GIVEN INSTRUCTION:
Copy all of the material word for word, except for the pictures.

====== DATA LINES

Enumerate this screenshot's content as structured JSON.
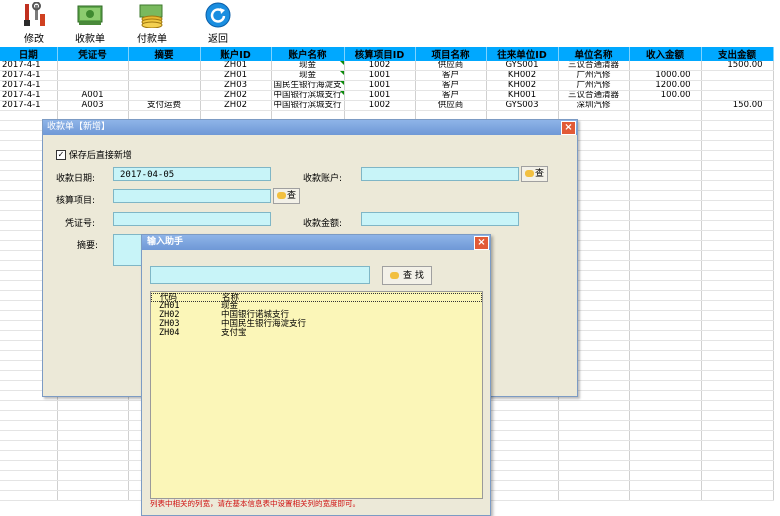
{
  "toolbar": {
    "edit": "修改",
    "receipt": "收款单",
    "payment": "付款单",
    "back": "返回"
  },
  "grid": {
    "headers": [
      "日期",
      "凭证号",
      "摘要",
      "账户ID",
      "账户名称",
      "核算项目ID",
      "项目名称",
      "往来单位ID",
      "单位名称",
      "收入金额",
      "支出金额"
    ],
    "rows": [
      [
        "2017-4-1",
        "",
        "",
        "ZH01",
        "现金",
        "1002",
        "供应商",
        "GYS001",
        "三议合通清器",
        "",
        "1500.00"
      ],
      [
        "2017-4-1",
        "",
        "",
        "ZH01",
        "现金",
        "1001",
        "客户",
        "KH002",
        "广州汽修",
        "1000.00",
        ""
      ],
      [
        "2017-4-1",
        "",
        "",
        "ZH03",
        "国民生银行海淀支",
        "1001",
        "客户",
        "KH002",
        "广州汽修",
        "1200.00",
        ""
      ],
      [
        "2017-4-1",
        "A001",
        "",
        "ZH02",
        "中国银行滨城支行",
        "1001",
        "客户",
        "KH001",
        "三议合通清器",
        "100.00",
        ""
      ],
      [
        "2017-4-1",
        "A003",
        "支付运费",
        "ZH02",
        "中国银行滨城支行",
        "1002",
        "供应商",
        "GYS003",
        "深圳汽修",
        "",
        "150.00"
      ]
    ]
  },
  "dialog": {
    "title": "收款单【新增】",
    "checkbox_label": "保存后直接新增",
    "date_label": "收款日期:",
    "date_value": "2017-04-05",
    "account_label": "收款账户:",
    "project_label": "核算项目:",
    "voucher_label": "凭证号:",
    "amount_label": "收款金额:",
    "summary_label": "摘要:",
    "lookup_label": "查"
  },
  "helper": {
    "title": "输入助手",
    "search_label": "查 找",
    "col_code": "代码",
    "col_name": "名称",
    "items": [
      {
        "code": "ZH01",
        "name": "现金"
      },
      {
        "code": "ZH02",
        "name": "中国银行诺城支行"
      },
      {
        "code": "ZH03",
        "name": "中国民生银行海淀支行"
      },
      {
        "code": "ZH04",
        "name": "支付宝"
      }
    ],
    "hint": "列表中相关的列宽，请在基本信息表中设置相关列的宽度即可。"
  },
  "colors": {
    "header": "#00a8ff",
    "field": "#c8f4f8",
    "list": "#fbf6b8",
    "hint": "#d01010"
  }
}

============

ANSWER TO THE TASK:
Enumerate this screenshot's content as structured JSON.
{
  "toolbar": {
    "edit": "修改",
    "receipt": "收款单",
    "payment": "付款单",
    "back": "返回"
  },
  "grid": {
    "headers": [
      "日期",
      "凭证号",
      "摘要",
      "账户ID",
      "账户名称",
      "核算项目ID",
      "项目名称",
      "往来单位ID",
      "单位名称",
      "收入金额",
      "支出金额"
    ],
    "rows": [
      [
        "2017-4-1",
        "",
        "",
        "ZH01",
        "现金",
        "1002",
        "供应商",
        "GYS001",
        "三议合通清器",
        "",
        "1500.00"
      ],
      [
        "2017-4-1",
        "",
        "",
        "ZH01",
        "现金",
        "1001",
        "客户",
        "KH002",
        "广州汽修",
        "1000.00",
        ""
      ],
      [
        "2017-4-1",
        "",
        "",
        "ZH03",
        "国民生银行海淀支",
        "1001",
        "客户",
        "KH002",
        "广州汽修",
        "1200.00",
        ""
      ],
      [
        "2017-4-1",
        "A001",
        "",
        "ZH02",
        "中国银行滨城支行",
        "1001",
        "客户",
        "KH001",
        "三议合通清器",
        "100.00",
        ""
      ],
      [
        "2017-4-1",
        "A003",
        "支付运费",
        "ZH02",
        "中国银行滨城支行",
        "1002",
        "供应商",
        "GYS003",
        "深圳汽修",
        "",
        "150.00"
      ]
    ]
  },
  "dialog": {
    "title": "收款单【新增】",
    "checkbox_label": "保存后直接新增",
    "date_label": "收款日期:",
    "date_value": "2017-04-05",
    "account_label": "收款账户:",
    "project_label": "核算项目:",
    "voucher_label": "凭证号:",
    "amount_label": "收款金额:",
    "summary_label": "摘要:",
    "lookup_label": "查"
  },
  "helper": {
    "title": "输入助手",
    "search_label": "查 找",
    "col_code": "代码",
    "col_name": "名称",
    "items": [
      {
        "code": "ZH01",
        "name": "现金"
      },
      {
        "code": "ZH02",
        "name": "中国银行诺城支行"
      },
      {
        "code": "ZH03",
        "name": "中国民生银行海淀支行"
      },
      {
        "code": "ZH04",
        "name": "支付宝"
      }
    ],
    "hint": "列表中相关的列宽，请在基本信息表中设置相关列的宽度即可。"
  },
  "colors": {
    "header": "#00a8ff",
    "field": "#c8f4f8",
    "list": "#fbf6b8",
    "hint": "#d01010"
  }
}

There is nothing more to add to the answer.